> OBJECTIVE
Search the data for the word "JSON" and copy every line where it occurs.

> SUPPLIED INFORMATION
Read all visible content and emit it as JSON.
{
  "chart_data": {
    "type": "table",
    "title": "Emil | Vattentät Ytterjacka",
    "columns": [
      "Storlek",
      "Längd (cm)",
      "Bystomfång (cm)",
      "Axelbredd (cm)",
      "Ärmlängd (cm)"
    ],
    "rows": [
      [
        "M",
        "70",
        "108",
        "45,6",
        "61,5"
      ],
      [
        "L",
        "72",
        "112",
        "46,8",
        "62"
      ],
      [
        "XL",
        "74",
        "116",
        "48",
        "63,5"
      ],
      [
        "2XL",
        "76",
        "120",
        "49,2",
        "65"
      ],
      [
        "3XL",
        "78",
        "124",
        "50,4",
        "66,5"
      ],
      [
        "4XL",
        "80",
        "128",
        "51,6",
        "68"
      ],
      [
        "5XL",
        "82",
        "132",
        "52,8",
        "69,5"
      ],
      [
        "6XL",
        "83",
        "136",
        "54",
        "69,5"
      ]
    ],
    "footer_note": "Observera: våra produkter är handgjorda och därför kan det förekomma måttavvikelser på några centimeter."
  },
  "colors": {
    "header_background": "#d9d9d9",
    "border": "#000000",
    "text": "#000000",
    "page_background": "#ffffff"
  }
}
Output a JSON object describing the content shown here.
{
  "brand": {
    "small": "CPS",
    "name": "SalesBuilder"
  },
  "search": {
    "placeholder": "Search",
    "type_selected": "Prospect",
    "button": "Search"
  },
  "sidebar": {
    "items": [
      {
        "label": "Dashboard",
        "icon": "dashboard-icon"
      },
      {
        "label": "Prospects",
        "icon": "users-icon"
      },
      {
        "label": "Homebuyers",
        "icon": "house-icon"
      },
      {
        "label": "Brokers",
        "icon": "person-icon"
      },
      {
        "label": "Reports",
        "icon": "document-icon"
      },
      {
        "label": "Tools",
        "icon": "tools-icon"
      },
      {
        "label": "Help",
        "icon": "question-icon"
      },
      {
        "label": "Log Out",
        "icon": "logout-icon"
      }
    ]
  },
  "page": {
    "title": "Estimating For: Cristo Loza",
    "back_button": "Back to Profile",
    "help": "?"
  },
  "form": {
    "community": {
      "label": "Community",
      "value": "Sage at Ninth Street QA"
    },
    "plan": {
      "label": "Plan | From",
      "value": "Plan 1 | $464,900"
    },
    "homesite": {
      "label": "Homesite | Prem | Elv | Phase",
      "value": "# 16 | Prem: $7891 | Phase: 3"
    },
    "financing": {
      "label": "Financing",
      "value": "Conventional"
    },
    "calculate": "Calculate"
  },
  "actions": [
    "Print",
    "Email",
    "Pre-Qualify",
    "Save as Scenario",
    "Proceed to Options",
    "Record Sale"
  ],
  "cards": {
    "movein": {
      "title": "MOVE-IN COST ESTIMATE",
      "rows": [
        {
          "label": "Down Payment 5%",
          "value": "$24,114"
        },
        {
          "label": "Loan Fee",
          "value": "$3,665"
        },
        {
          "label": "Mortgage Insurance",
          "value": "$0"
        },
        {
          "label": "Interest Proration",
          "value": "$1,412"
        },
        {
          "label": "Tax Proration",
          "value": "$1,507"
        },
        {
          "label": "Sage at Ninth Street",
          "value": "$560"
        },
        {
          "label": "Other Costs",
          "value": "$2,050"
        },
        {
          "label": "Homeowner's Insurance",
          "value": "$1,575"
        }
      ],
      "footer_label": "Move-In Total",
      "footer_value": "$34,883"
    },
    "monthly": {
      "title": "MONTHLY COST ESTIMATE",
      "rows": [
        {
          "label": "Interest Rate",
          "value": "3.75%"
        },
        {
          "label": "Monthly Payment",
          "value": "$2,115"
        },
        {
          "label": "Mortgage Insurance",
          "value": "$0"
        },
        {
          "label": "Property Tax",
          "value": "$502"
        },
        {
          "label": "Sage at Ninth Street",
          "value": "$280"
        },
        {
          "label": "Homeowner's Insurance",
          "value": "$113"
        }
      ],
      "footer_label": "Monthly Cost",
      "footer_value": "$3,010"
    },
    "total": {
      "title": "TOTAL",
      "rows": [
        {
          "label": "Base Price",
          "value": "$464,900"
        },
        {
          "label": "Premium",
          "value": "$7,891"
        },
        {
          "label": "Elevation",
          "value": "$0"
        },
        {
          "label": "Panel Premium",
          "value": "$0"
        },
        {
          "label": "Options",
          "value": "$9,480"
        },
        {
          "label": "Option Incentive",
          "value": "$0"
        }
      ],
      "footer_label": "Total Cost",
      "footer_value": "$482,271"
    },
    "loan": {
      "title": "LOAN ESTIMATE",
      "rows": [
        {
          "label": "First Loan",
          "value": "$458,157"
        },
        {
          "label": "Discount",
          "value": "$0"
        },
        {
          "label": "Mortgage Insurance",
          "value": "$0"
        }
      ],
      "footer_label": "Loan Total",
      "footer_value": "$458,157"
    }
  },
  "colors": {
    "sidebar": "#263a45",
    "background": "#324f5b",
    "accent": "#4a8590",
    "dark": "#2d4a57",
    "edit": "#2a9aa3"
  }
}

> TASK ANSWER
Read all visible content and emit it as JSON.
Output a JSON object describing the content shown here.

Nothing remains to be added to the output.